Given problem
Repeat each entry word for word. Leave any images out of the copy.

* Start *

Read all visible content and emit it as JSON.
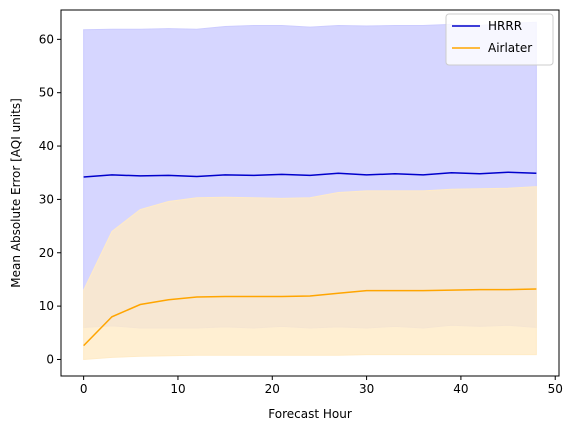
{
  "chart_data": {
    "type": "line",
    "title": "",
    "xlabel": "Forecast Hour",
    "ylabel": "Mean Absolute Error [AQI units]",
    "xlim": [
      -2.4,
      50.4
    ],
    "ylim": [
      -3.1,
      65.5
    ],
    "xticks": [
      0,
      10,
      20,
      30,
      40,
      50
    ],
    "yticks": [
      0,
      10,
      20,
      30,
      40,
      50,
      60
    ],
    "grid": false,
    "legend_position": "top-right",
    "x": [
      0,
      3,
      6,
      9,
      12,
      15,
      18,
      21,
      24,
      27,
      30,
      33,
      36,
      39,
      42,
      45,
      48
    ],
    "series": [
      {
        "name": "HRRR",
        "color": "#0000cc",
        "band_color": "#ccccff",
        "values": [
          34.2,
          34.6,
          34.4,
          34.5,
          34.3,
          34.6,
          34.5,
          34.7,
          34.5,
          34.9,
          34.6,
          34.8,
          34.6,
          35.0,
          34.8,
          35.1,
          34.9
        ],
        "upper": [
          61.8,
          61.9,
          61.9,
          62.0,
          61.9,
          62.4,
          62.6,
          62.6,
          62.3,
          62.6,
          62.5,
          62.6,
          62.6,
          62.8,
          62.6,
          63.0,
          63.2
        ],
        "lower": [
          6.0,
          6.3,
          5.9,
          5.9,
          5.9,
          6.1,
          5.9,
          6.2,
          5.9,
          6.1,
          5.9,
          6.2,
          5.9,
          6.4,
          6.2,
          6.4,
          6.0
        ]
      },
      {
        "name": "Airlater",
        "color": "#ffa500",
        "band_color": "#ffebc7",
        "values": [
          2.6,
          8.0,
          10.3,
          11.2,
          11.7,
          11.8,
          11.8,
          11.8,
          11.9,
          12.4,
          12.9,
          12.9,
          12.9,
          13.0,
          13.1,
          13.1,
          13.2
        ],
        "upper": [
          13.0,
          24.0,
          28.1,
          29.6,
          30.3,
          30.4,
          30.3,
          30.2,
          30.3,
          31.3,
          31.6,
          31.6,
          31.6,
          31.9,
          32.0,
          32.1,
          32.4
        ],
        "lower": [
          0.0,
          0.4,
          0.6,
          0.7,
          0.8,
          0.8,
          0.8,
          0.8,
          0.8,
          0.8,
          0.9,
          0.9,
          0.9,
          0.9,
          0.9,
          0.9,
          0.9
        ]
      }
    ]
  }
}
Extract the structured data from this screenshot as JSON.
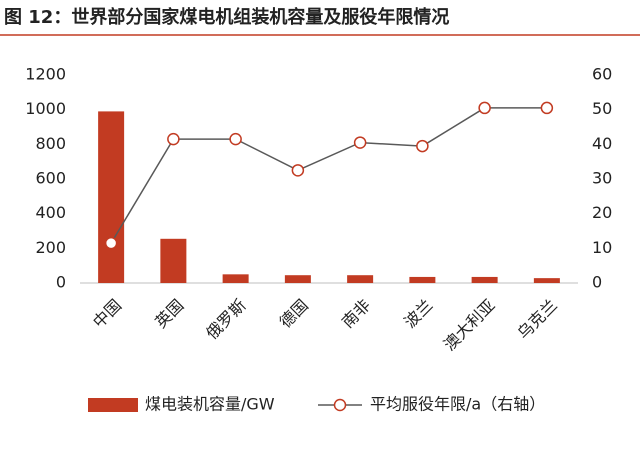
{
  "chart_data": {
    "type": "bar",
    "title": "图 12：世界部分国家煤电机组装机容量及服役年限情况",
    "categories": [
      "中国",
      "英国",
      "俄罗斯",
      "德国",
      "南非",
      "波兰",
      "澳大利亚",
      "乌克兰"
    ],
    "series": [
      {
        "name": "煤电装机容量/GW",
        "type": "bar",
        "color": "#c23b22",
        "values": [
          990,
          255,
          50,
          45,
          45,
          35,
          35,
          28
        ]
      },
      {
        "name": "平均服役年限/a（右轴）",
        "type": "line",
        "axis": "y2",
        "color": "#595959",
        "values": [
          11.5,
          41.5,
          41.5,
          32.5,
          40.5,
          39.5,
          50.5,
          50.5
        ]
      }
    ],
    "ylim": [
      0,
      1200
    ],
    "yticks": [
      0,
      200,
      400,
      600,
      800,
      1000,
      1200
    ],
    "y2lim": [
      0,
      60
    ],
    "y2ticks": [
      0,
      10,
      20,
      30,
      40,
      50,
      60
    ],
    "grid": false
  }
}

* End *

Exercise result
Read all visible content and emit it as JSON.
{
  "chart_data": {
    "type": "line",
    "title": "",
    "xlabel": "Forecast Hour",
    "ylabel": "Mean Absolute Error [AQI units]",
    "xlim": [
      -2.4,
      50.4
    ],
    "ylim": [
      -3.1,
      65.5
    ],
    "xticks": [
      0,
      10,
      20,
      30,
      40,
      50
    ],
    "yticks": [
      0,
      10,
      20,
      30,
      40,
      50,
      60
    ],
    "grid": false,
    "legend_position": "top-right",
    "x": [
      0,
      3,
      6,
      9,
      12,
      15,
      18,
      21,
      24,
      27,
      30,
      33,
      36,
      39,
      42,
      45,
      48
    ],
    "series": [
      {
        "name": "HRRR",
        "color": "#0000cc",
        "band_color": "#ccccff",
        "values": [
          34.2,
          34.6,
          34.4,
          34.5,
          34.3,
          34.6,
          34.5,
          34.7,
          34.5,
          34.9,
          34.6,
          34.8,
          34.6,
          35.0,
          34.8,
          35.1,
          34.9
        ],
        "upper": [
          61.8,
          61.9,
          61.9,
          62.0,
          61.9,
          62.4,
          62.6,
          62.6,
          62.3,
          62.6,
          62.5,
          62.6,
          62.6,
          62.8,
          62.6,
          63.0,
          63.2
        ],
        "lower": [
          6.0,
          6.3,
          5.9,
          5.9,
          5.9,
          6.1,
          5.9,
          6.2,
          5.9,
          6.1,
          5.9,
          6.2,
          5.9,
          6.4,
          6.2,
          6.4,
          6.0
        ]
      },
      {
        "name": "Airlater",
        "color": "#ffa500",
        "band_color": "#ffebc7",
        "values": [
          2.6,
          8.0,
          10.3,
          11.2,
          11.7,
          11.8,
          11.8,
          11.8,
          11.9,
          12.4,
          12.9,
          12.9,
          12.9,
          13.0,
          13.1,
          13.1,
          13.2
        ],
        "upper": [
          13.0,
          24.0,
          28.1,
          29.6,
          30.3,
          30.4,
          30.3,
          30.2,
          30.3,
          31.3,
          31.6,
          31.6,
          31.6,
          31.9,
          32.0,
          32.1,
          32.4
        ],
        "lower": [
          0.0,
          0.4,
          0.6,
          0.7,
          0.8,
          0.8,
          0.8,
          0.8,
          0.8,
          0.8,
          0.9,
          0.9,
          0.9,
          0.9,
          0.9,
          0.9,
          0.9
        ]
      }
    ]
  }
}
Extract the structured data from this screenshot as JSON.
{
  "chart_data": {
    "type": "bar",
    "title": "图 12：世界部分国家煤电机组装机容量及服役年限情况",
    "categories": [
      "中国",
      "英国",
      "俄罗斯",
      "德国",
      "南非",
      "波兰",
      "澳大利亚",
      "乌克兰"
    ],
    "series": [
      {
        "name": "煤电装机容量/GW",
        "type": "bar",
        "color": "#c23b22",
        "values": [
          990,
          255,
          50,
          45,
          45,
          35,
          35,
          28
        ]
      },
      {
        "name": "平均服役年限/a（右轴）",
        "type": "line",
        "axis": "y2",
        "color": "#595959",
        "values": [
          11.5,
          41.5,
          41.5,
          32.5,
          40.5,
          39.5,
          50.5,
          50.5
        ]
      }
    ],
    "ylim": [
      0,
      1200
    ],
    "yticks": [
      0,
      200,
      400,
      600,
      800,
      1000,
      1200
    ],
    "y2lim": [
      0,
      60
    ],
    "y2ticks": [
      0,
      10,
      20,
      30,
      40,
      50,
      60
    ],
    "grid": false
  }
}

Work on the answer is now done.